▸ Task objective:
Write out the rows from the very first one down through the line containing "- legend-line-weight-2: [96, 38, 120, 40]", reproducing each line character for character.

========

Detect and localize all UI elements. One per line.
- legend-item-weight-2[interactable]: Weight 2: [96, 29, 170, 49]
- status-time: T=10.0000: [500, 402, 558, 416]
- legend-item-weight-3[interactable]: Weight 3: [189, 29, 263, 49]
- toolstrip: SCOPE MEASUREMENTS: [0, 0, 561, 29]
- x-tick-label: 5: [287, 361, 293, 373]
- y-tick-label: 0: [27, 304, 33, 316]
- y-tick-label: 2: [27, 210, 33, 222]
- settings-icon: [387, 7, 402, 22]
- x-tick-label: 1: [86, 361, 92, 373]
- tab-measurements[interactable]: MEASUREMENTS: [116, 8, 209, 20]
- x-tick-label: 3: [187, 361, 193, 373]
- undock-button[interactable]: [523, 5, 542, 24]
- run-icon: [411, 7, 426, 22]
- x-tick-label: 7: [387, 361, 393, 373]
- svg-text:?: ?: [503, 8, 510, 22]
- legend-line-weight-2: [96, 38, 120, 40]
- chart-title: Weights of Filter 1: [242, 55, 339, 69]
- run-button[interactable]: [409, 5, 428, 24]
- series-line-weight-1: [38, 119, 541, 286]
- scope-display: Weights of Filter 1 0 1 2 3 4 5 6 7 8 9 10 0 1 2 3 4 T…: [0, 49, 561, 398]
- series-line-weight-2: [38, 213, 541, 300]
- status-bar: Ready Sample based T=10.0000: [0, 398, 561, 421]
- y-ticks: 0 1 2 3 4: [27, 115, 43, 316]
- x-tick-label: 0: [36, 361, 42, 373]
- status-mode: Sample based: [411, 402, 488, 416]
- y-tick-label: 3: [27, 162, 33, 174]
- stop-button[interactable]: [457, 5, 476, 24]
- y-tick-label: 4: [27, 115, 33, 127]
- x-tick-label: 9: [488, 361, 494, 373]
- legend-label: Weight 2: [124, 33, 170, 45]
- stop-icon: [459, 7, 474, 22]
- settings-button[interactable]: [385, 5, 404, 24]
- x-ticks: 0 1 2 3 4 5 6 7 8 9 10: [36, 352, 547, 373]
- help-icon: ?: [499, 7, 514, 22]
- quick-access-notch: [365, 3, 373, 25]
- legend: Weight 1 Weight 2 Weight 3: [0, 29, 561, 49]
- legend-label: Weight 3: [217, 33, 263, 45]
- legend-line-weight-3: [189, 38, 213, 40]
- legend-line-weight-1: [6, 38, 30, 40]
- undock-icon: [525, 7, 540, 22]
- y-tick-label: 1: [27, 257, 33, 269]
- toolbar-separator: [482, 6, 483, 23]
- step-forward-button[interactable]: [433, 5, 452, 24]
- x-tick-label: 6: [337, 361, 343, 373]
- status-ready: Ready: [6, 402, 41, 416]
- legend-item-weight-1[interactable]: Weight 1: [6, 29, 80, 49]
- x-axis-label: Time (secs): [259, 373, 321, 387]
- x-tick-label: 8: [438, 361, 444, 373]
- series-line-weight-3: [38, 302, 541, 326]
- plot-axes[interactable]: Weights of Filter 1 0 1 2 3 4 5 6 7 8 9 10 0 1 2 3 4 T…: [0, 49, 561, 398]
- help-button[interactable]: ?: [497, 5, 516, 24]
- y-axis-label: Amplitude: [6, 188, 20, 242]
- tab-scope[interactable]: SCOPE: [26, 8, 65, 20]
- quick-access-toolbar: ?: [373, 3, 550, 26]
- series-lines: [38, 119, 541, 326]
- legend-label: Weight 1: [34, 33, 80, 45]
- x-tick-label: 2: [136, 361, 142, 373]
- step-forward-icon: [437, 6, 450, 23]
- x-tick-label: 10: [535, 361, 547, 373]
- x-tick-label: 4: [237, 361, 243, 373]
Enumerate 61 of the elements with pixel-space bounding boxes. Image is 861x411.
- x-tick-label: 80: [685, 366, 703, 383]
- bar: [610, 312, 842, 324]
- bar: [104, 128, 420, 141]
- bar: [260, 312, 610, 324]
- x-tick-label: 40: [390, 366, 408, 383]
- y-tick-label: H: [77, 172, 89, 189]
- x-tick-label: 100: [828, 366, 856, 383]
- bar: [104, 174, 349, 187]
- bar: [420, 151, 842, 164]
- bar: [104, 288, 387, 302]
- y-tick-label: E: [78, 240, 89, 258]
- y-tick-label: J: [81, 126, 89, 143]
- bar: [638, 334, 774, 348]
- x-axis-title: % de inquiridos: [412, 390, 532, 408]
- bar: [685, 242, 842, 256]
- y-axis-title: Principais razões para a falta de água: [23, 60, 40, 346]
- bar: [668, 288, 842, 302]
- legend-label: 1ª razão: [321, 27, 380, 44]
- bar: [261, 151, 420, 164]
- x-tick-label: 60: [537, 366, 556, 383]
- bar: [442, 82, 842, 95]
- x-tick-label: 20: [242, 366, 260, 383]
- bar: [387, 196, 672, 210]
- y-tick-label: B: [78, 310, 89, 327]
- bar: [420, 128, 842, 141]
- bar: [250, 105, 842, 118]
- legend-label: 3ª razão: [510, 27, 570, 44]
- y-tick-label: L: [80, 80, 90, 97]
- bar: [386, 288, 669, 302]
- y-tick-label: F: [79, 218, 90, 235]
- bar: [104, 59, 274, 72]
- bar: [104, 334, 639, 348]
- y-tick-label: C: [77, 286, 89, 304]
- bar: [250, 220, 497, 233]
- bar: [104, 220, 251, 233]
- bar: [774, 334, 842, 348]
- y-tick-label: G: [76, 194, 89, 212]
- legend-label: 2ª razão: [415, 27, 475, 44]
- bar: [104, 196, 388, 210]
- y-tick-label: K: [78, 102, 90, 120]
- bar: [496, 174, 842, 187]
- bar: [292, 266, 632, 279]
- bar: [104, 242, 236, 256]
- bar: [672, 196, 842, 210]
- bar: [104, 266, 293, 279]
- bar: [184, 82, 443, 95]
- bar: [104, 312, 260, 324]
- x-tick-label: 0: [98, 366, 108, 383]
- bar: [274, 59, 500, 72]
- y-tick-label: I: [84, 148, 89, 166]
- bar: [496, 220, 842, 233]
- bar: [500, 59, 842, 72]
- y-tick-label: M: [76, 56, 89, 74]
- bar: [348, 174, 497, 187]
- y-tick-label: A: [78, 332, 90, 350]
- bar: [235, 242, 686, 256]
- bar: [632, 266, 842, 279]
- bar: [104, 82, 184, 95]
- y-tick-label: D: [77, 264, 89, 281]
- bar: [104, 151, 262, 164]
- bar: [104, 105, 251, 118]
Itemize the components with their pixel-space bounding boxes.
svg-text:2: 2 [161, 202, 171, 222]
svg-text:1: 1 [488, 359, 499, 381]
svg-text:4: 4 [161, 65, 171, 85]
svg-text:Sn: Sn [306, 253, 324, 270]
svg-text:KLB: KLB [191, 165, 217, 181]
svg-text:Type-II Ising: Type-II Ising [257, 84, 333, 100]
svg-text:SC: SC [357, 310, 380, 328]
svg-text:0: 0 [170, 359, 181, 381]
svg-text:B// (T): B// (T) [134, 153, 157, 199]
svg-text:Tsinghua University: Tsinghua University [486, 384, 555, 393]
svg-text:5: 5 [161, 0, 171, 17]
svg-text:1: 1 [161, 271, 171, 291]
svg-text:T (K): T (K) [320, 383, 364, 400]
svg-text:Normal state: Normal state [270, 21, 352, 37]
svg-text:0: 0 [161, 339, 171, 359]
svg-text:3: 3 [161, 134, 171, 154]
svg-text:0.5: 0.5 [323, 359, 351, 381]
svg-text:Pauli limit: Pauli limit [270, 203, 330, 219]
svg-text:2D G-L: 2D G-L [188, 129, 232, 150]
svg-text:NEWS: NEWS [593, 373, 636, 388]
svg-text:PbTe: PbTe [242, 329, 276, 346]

========

▸ Task response:
Detect and localize all UI elements. One per line.
- legend-item-weight-2[interactable]: Weight 2: [96, 29, 170, 49]
- status-time: T=10.0000: [500, 402, 558, 416]
- legend-item-weight-3[interactable]: Weight 3: [189, 29, 263, 49]
- toolstrip: SCOPE MEASUREMENTS: [0, 0, 561, 29]
- x-tick-label: 5: [287, 361, 293, 373]
- y-tick-label: 0: [27, 304, 33, 316]
- y-tick-label: 2: [27, 210, 33, 222]
- settings-icon: [387, 7, 402, 22]
- x-tick-label: 1: [86, 361, 92, 373]
- tab-measurements[interactable]: MEASUREMENTS: [116, 8, 209, 20]
- x-tick-label: 3: [187, 361, 193, 373]
- undock-button[interactable]: [523, 5, 542, 24]
- run-icon: [411, 7, 426, 22]
- x-tick-label: 7: [387, 361, 393, 373]
- svg-text:?: ?: [503, 8, 510, 22]
- legend-line-weight-2: [96, 38, 120, 40]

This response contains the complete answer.